- _Provided records_:
• • •
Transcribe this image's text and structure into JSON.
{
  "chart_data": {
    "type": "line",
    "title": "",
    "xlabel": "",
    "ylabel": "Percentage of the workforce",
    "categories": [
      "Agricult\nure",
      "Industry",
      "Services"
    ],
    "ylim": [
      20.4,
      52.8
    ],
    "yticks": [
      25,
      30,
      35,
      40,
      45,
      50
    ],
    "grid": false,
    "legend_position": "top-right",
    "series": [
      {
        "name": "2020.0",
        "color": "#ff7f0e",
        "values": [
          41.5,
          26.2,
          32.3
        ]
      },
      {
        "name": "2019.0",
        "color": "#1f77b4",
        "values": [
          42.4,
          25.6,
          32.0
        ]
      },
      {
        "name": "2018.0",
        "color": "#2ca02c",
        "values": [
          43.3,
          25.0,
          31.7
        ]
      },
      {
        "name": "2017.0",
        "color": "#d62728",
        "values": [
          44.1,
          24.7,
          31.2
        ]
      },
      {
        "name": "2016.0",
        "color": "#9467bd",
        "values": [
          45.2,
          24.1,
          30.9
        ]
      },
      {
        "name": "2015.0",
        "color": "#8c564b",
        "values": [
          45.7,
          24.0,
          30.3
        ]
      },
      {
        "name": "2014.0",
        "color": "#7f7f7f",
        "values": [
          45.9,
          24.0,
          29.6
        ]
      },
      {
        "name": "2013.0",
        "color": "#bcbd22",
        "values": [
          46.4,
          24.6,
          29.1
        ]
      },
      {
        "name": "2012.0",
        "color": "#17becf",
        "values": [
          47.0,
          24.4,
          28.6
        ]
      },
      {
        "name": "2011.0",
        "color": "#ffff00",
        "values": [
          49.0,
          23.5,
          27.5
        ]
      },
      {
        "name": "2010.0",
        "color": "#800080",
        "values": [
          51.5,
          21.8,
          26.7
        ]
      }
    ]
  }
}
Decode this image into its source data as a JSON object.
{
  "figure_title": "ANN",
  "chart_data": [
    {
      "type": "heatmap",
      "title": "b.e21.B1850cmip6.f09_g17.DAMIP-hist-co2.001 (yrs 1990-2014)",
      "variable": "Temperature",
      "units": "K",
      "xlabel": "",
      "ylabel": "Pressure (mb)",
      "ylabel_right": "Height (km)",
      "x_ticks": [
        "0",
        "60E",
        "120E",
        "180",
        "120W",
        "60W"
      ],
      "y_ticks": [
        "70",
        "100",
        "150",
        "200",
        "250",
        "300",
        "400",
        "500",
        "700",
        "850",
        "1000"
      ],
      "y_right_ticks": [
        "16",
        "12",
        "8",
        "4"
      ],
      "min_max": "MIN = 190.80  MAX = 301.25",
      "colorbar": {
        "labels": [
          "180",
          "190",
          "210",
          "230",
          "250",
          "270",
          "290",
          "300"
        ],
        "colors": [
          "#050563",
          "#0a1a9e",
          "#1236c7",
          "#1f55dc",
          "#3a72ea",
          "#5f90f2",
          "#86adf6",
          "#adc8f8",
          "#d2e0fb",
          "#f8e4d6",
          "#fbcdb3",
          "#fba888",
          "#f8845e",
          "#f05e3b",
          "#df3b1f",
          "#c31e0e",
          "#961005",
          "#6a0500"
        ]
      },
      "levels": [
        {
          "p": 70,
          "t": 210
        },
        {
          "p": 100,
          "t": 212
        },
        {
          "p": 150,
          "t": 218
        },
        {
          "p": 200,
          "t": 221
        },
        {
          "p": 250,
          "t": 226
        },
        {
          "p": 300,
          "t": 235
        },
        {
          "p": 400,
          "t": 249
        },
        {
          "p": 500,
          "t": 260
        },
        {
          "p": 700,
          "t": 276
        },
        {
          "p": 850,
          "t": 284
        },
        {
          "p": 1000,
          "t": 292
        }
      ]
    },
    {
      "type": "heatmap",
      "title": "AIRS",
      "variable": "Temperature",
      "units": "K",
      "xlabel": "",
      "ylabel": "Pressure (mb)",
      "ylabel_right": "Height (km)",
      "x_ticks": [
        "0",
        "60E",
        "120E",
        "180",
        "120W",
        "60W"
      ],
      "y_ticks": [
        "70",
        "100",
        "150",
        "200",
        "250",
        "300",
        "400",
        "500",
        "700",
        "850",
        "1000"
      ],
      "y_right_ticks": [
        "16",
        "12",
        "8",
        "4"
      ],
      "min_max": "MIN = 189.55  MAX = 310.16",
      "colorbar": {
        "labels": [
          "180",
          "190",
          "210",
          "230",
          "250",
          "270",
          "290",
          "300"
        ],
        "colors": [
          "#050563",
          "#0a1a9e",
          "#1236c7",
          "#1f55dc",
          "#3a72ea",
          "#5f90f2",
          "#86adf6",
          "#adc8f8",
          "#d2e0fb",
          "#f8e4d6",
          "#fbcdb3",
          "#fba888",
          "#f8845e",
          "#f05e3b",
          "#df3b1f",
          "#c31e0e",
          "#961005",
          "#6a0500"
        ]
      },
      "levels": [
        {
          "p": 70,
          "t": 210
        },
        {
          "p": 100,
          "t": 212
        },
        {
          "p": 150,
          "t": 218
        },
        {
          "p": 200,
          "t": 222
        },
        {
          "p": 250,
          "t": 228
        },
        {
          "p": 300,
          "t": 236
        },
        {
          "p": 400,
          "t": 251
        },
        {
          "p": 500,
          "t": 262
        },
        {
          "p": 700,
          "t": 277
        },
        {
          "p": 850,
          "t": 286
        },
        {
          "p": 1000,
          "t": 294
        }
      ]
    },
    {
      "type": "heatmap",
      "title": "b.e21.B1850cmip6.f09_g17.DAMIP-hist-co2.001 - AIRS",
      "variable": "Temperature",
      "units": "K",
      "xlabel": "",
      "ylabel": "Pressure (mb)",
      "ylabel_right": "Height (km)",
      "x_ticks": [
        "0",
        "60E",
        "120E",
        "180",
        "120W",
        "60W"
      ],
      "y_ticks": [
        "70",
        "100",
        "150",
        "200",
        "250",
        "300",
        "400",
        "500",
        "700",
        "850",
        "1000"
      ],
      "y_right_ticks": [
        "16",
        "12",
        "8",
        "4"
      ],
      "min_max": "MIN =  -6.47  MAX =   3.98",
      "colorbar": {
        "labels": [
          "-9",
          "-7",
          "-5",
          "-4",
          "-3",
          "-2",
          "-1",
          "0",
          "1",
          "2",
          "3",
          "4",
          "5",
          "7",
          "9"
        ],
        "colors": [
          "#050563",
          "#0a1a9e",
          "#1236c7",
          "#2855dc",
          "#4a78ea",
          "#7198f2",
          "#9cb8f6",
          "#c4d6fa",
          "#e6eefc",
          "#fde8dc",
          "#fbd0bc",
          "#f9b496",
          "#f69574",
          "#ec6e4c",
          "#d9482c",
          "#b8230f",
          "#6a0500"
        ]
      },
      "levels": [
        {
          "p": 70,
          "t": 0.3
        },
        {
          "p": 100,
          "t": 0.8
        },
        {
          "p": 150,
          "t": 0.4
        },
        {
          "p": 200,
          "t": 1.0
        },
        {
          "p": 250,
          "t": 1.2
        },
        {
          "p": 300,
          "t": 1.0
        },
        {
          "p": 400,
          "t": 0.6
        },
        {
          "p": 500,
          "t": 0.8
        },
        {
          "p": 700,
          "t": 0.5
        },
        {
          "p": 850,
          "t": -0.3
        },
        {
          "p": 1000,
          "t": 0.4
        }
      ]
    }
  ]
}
• • •
- _Requirement_:
Only a number is wanted: how many lines of the material above hold "this"?

- _Solution to the exercise_:
2